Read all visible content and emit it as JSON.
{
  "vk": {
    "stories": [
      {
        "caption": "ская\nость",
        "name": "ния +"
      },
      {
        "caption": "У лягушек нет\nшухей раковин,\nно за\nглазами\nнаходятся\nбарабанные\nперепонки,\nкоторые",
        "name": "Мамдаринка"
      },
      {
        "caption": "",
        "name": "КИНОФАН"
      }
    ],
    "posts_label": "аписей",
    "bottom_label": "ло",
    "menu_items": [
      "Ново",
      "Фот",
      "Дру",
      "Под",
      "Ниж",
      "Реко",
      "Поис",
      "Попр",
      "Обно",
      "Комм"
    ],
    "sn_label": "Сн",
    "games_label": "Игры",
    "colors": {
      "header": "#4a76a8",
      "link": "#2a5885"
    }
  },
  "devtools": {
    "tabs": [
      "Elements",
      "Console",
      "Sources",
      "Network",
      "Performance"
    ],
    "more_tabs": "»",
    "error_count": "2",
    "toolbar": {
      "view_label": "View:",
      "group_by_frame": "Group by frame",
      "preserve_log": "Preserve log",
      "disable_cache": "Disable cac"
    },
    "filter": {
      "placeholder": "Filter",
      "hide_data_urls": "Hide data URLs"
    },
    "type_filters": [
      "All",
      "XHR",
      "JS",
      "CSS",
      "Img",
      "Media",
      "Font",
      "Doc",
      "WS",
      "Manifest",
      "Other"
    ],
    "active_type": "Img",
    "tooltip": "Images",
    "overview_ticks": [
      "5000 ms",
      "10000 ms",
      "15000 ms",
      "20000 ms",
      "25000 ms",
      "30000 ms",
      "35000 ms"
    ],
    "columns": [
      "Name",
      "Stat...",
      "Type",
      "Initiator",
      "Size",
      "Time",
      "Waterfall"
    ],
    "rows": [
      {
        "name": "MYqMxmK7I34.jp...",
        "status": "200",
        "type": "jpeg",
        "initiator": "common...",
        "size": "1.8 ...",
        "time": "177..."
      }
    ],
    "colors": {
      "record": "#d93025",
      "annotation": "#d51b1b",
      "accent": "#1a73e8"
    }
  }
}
◆ ◆ ◆
What you have to do: Copy every record above exactly as it appears.

Task output:
Read all visible content and emit it as JSON.
{
  "vk": {
    "stories": [
      {
        "caption": "ская\nость",
        "name": "ния +"
      },
      {
        "caption": "У лягушек нет\nшухей раковин,\nно за\nглазами\nнаходятся\nбарабанные\nперепонки,\nкоторые",
        "name": "Мамдаринка"
      },
      {
        "caption": "",
        "name": "КИНОФАН"
      }
    ],
    "posts_label": "аписей",
    "bottom_label": "ло",
    "menu_items": [
      "Ново",
      "Фот",
      "Дру",
      "Под",
      "Ниж",
      "Реко",
      "Поис",
      "Попр",
      "Обно",
      "Комм"
    ],
    "sn_label": "Сн",
    "games_label": "Игры",
    "colors": {
      "header": "#4a76a8",
      "link": "#2a5885"
    }
  },
  "devtools": {
    "tabs": [
      "Elements",
      "Console",
      "Sources",
      "Network",
      "Performance"
    ],
    "more_tabs": "»",
    "error_count": "2",
    "toolbar": {
      "view_label": "View:",
      "group_by_frame": "Group by frame",
      "preserve_log": "Preserve log",
      "disable_cache": "Disable cac"
    },
    "filter": {
      "placeholder": "Filter",
      "hide_data_urls": "Hide data URLs"
    },
    "type_filters": [
      "All",
      "XHR",
      "JS",
      "CSS",
      "Img",
      "Media",
      "Font",
      "Doc",
      "WS",
      "Manifest",
      "Other"
    ],
    "active_type": "Img",
    "tooltip": "Images",
    "overview_ticks": [
      "5000 ms",
      "10000 ms",
      "15000 ms",
      "20000 ms",
      "25000 ms",
      "30000 ms",
      "35000 ms"
    ],
    "columns": [
      "Name",
      "Stat...",
      "Type",
      "Initiator",
      "Size",
      "Time",
      "Waterfall"
    ],
    "rows": [
      {
        "name": "MYqMxmK7I34.jp...",
        "status": "200",
        "type": "jpeg",
        "initiator": "common...",
        "size": "1.8 ...",
        "time": "177..."
      }
    ],
    "colors": {
      "record": "#d93025",
      "annotation": "#d51b1b",
      "accent": "#1a73e8"
    }
  }
}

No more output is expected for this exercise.